Records from a dataset:
•••

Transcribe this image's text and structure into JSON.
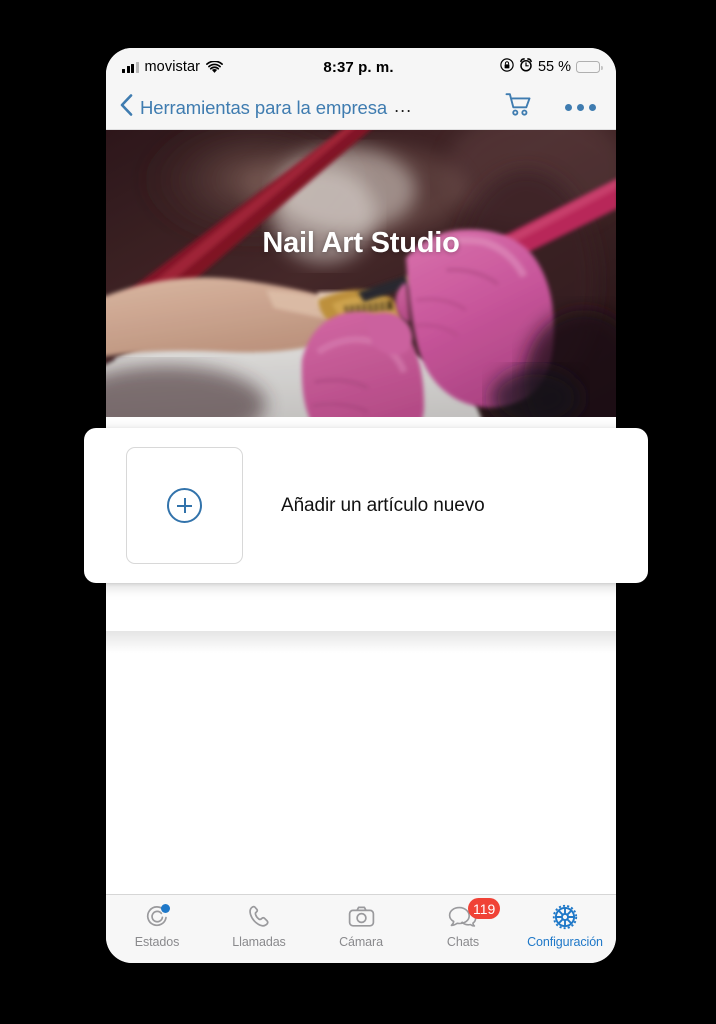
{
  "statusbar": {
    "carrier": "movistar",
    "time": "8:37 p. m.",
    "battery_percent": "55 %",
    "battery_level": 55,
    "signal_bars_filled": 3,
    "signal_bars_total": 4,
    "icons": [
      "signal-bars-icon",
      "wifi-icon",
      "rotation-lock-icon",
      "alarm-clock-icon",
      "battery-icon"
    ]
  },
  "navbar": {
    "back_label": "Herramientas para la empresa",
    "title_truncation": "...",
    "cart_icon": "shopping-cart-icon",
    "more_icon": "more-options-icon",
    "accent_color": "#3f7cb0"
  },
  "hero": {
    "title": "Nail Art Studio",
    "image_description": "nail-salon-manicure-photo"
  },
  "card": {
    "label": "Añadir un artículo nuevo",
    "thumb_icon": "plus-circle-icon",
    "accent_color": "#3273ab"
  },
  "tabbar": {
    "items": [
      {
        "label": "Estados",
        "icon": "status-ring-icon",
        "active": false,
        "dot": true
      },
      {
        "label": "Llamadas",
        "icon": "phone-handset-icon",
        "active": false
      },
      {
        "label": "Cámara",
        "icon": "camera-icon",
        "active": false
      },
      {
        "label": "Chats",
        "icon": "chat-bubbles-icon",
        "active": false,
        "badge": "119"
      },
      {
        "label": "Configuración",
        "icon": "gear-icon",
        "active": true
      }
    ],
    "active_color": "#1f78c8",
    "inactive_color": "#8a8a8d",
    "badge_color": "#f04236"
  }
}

•••

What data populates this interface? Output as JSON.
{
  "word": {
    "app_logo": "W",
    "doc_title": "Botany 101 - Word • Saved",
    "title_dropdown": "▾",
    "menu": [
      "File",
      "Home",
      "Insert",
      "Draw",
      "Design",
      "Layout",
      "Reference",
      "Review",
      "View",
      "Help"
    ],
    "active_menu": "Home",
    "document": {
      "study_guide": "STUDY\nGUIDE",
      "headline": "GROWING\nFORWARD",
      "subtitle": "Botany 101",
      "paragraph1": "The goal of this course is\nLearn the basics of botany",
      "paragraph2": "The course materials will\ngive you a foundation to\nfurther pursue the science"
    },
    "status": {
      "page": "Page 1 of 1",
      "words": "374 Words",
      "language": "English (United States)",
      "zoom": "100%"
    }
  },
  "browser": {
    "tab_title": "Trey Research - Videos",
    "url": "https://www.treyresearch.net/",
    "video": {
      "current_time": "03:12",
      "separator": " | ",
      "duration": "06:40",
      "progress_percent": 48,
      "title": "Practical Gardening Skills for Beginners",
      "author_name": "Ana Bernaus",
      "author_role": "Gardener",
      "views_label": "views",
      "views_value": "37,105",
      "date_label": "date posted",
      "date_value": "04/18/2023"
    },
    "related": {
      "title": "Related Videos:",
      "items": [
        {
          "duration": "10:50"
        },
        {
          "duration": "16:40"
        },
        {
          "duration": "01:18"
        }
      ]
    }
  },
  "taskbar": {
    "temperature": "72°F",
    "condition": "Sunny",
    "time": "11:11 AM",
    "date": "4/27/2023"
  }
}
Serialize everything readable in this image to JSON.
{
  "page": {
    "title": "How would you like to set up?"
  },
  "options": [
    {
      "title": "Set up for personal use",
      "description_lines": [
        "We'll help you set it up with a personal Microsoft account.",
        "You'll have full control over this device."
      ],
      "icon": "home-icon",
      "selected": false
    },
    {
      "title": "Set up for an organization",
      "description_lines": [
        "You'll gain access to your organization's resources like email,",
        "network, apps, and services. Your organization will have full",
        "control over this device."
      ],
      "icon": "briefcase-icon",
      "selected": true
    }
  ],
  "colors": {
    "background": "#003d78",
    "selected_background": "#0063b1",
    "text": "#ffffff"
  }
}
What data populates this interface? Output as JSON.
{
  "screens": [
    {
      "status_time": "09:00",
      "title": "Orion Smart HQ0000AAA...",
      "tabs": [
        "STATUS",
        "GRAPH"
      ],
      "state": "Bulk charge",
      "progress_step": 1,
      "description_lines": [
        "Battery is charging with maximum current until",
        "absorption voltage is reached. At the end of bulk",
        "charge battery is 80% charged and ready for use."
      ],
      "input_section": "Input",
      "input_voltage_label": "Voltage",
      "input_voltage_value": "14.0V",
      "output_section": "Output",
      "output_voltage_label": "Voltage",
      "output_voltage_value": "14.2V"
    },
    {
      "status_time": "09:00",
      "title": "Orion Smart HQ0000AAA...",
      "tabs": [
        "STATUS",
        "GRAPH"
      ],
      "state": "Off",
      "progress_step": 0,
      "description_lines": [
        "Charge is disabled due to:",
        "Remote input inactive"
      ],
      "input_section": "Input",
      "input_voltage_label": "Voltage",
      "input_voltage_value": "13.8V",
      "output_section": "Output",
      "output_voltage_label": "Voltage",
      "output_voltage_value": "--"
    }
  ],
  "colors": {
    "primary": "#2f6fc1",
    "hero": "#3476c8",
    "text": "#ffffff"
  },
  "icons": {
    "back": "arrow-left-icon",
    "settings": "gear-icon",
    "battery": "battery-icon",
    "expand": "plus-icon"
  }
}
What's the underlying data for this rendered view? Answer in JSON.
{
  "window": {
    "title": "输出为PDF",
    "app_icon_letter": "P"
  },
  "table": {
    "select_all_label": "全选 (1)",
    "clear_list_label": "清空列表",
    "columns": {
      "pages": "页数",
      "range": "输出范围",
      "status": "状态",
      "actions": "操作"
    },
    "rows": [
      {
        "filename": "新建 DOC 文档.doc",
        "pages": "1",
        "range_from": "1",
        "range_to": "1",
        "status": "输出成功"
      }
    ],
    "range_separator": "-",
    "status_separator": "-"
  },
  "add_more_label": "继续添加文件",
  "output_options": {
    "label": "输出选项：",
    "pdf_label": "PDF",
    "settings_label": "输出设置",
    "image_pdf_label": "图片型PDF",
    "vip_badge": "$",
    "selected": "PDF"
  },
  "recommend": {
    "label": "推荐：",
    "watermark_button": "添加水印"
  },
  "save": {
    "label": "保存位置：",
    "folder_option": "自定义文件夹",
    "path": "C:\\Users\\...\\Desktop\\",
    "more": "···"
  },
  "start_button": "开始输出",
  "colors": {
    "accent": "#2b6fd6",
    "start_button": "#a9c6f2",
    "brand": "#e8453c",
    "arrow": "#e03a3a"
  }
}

•••

### SET TASK
Go through the entries above and pull out each line with "personal" in it.

### SOLUTION
      "title": "Set up for personal use",
        "We'll help you set it up with a personal Microsoft account.",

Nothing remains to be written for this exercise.